Every line below that contains "εκδήλωσης" is to be copied.

━━━ Records provided ━━━

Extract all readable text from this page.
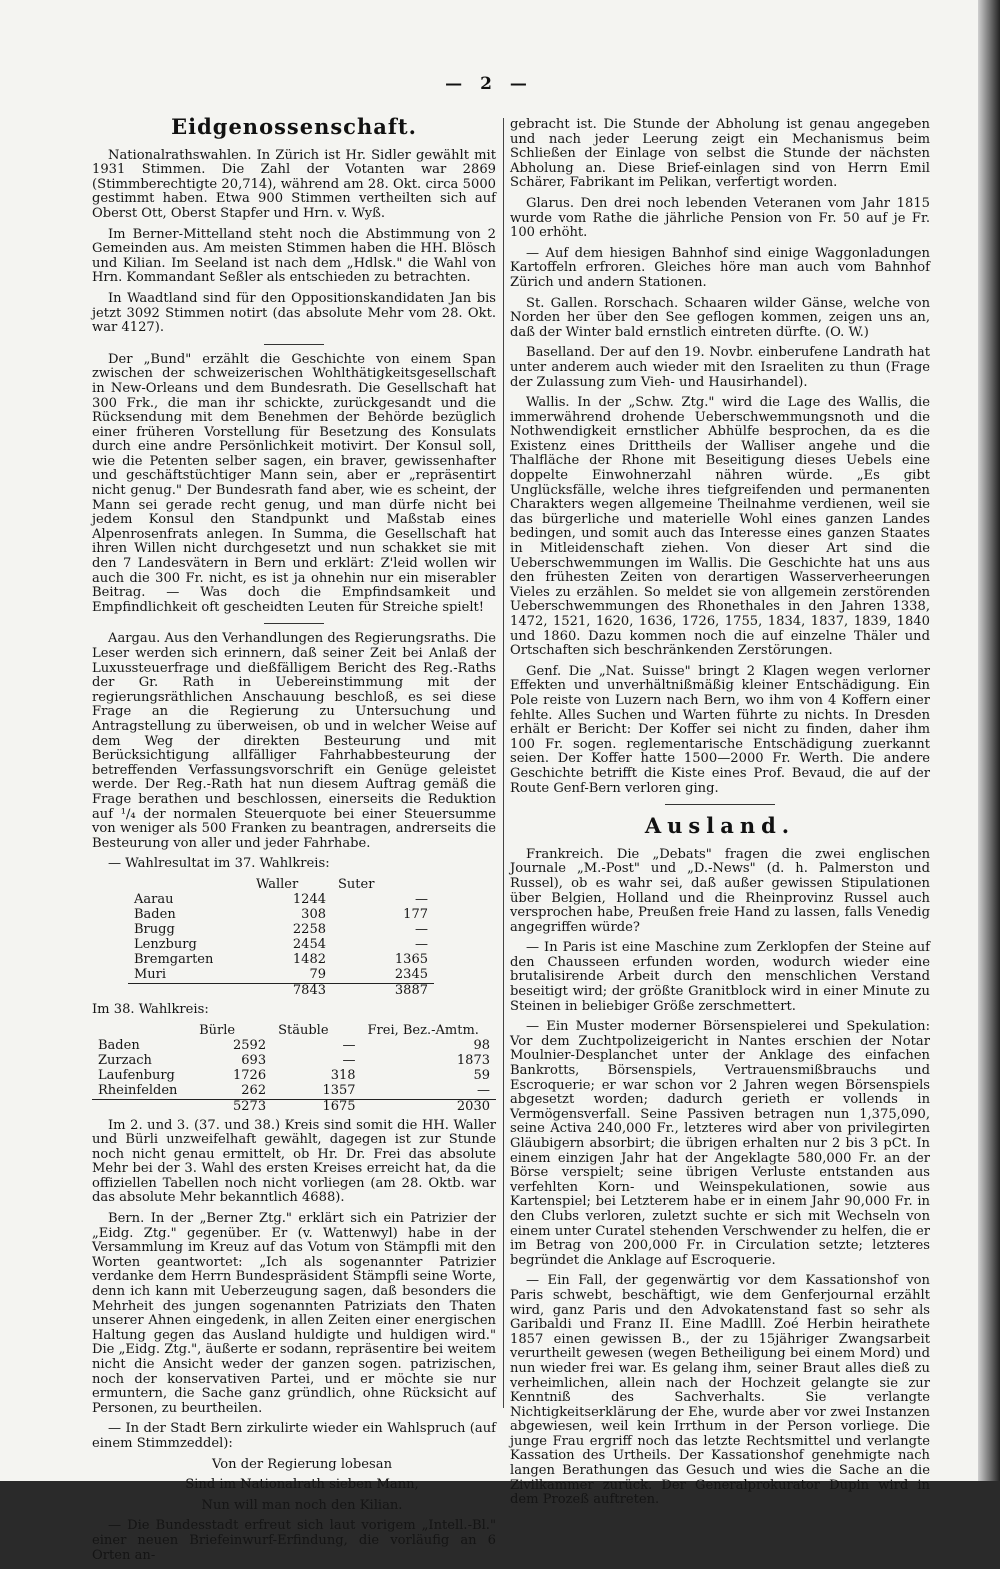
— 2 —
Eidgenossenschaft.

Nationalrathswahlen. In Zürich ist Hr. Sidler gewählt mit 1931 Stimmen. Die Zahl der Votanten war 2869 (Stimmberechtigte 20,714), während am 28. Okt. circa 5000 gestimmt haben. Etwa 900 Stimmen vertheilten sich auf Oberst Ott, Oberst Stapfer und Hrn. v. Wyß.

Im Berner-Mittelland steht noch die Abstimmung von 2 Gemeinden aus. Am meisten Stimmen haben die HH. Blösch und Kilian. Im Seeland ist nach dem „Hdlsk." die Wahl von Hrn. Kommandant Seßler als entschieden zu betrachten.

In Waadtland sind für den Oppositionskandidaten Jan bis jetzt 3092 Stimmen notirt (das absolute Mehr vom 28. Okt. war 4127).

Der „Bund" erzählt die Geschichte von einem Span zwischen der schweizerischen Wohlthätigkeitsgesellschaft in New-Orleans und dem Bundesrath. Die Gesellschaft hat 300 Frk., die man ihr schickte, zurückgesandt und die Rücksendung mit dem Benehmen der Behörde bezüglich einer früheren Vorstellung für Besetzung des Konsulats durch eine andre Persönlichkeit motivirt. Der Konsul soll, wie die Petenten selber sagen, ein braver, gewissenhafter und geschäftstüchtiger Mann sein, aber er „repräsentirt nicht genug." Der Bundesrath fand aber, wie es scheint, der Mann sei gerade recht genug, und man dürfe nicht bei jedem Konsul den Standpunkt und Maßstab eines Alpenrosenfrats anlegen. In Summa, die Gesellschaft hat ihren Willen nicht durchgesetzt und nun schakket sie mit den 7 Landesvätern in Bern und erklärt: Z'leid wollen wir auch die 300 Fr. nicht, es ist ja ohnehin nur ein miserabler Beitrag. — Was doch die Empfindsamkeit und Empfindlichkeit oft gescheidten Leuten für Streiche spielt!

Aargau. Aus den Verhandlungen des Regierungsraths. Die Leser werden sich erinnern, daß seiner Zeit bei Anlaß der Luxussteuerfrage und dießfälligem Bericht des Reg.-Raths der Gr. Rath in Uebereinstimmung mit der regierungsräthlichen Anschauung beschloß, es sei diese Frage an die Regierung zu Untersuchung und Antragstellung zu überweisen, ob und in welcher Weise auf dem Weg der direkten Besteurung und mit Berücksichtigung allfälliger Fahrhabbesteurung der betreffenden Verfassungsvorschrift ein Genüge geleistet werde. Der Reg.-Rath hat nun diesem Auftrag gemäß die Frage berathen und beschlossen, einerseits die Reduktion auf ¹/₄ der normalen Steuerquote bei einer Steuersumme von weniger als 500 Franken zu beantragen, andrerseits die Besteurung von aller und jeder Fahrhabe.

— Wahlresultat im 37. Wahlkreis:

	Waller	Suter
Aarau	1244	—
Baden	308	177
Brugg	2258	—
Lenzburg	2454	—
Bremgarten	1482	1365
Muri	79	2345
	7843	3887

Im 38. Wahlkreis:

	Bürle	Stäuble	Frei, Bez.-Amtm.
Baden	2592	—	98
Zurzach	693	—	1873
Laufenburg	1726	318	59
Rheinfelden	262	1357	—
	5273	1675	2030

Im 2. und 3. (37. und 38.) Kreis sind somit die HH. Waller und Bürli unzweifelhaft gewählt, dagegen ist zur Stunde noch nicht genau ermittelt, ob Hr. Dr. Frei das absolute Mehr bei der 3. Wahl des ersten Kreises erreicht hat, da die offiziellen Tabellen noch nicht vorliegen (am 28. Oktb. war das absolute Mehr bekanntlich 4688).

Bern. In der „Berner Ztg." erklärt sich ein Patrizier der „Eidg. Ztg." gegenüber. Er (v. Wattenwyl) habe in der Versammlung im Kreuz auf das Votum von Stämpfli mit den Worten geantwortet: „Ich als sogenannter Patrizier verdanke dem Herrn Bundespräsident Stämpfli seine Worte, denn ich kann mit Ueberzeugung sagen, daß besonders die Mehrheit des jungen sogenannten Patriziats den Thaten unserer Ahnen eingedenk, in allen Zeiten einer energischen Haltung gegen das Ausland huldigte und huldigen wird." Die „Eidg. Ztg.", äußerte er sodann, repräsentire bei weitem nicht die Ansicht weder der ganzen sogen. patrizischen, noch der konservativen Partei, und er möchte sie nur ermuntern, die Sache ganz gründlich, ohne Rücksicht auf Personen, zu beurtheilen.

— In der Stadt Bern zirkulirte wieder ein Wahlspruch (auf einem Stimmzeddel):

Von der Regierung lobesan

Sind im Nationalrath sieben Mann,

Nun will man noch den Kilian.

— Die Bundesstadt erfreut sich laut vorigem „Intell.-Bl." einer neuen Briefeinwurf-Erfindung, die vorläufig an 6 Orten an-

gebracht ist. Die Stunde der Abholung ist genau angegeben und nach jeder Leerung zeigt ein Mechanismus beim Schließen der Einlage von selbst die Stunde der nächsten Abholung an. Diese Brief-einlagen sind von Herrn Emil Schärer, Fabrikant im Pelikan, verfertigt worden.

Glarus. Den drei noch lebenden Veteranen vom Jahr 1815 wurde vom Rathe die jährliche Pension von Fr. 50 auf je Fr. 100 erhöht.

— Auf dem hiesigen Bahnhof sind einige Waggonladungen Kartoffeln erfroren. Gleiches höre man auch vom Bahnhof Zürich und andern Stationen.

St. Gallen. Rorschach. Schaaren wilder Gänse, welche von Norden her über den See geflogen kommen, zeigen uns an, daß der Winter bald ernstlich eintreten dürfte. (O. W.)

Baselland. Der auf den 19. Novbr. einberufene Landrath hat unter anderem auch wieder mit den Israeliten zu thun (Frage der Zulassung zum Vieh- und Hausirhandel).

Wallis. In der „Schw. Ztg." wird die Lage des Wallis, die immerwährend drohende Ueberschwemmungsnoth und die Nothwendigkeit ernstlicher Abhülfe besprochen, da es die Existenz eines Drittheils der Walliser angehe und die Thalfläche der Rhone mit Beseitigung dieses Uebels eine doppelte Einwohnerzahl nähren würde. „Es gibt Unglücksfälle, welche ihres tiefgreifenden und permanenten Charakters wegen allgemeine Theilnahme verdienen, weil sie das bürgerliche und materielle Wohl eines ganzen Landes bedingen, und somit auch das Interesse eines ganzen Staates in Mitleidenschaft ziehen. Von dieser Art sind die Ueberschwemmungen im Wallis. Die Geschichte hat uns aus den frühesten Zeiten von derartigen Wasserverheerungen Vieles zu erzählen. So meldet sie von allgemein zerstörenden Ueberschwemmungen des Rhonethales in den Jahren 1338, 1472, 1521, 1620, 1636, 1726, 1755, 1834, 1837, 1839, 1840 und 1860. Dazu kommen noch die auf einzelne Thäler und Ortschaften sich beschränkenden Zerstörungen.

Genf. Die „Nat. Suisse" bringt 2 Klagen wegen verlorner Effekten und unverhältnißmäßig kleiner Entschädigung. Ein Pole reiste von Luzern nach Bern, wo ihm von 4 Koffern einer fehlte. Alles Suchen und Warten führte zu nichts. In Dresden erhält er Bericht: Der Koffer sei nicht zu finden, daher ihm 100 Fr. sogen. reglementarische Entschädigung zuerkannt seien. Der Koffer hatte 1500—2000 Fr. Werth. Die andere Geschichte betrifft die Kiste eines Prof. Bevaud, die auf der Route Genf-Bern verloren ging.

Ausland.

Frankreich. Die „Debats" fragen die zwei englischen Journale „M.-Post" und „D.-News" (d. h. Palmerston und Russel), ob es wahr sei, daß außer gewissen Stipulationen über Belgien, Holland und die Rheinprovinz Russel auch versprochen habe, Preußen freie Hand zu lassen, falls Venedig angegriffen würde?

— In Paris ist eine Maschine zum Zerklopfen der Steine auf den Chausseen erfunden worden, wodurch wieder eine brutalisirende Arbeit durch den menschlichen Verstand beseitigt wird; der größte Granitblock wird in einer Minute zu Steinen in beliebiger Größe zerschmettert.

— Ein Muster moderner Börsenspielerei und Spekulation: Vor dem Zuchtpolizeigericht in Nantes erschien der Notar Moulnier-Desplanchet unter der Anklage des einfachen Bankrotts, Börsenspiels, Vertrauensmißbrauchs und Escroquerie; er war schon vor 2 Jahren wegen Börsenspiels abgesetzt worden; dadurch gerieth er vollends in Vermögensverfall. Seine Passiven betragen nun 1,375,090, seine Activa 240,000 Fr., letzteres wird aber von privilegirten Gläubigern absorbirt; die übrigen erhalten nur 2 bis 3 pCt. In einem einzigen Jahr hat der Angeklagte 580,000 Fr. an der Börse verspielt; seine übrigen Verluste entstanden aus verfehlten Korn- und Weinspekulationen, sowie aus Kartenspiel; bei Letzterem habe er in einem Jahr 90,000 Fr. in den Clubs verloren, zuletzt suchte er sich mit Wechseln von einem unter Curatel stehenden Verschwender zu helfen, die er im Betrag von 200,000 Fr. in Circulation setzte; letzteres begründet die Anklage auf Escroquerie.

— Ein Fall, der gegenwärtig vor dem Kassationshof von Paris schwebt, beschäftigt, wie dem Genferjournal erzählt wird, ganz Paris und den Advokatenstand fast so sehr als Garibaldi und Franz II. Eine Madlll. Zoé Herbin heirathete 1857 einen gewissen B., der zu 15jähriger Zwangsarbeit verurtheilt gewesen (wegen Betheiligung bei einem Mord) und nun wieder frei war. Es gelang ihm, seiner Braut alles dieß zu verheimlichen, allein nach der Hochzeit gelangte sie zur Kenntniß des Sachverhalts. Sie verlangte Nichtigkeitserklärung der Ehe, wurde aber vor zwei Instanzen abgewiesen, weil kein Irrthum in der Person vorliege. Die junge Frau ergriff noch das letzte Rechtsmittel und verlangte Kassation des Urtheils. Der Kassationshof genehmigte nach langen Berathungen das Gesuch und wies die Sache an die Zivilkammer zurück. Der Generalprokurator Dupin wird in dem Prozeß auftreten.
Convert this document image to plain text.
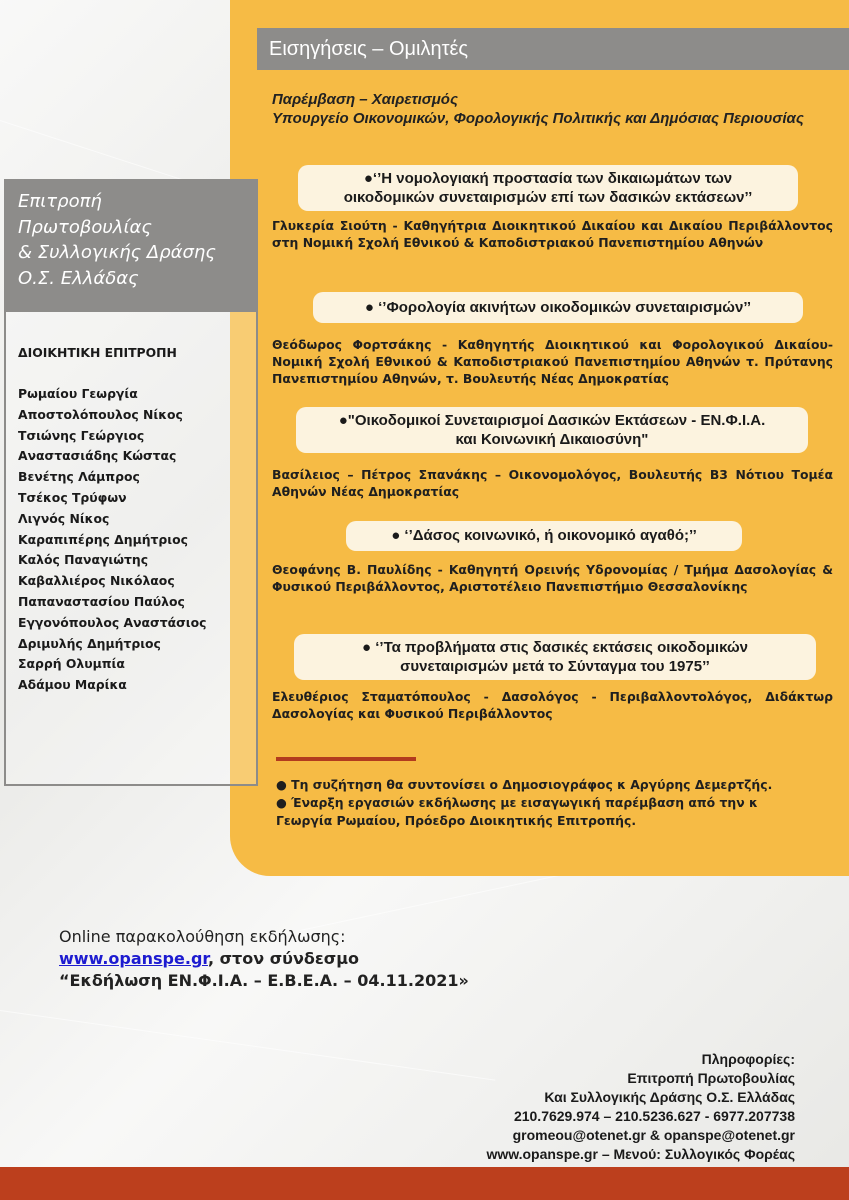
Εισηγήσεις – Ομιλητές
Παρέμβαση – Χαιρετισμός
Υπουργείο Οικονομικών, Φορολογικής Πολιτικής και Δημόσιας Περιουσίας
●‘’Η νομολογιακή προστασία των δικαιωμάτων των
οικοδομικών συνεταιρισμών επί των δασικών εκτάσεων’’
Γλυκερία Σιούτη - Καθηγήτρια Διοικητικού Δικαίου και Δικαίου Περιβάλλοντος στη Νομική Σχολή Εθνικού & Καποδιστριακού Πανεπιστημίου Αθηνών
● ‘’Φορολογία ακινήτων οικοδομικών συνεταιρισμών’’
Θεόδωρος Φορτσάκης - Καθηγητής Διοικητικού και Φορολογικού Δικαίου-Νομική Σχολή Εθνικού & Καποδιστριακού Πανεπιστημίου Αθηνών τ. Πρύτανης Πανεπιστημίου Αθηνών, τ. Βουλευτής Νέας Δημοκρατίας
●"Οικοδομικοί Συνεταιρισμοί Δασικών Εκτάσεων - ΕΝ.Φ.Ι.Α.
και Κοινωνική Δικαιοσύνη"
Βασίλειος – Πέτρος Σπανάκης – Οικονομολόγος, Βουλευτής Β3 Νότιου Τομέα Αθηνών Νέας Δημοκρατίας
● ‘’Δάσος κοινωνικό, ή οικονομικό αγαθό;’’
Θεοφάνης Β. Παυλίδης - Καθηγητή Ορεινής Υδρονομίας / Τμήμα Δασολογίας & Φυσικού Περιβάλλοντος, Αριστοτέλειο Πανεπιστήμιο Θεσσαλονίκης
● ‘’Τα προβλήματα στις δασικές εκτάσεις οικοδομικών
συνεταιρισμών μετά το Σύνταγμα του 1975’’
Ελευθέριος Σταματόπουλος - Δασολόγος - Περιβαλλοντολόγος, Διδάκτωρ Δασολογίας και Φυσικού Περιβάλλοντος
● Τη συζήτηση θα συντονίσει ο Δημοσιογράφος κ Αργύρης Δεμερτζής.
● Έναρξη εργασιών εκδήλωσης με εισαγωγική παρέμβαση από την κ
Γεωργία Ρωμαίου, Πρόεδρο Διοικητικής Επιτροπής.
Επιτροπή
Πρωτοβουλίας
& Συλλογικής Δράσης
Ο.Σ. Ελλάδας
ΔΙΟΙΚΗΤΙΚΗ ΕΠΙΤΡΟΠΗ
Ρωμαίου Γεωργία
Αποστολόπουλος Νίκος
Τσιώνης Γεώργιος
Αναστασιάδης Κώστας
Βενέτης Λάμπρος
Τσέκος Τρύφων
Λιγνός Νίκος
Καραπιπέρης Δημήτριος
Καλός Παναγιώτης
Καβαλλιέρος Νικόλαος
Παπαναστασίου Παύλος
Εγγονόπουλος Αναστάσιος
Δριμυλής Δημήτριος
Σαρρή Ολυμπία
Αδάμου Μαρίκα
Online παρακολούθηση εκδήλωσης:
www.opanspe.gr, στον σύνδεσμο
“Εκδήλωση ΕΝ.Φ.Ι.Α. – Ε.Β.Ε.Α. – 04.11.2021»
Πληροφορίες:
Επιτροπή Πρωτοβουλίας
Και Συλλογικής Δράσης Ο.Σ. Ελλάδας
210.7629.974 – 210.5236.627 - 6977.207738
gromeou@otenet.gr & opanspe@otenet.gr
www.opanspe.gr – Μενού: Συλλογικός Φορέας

━━━

= Correct response =
● Έναρξη εργασιών εκδήλωσης με εισαγωγική παρέμβαση από την κ
Online παρακολούθηση εκδήλωσης:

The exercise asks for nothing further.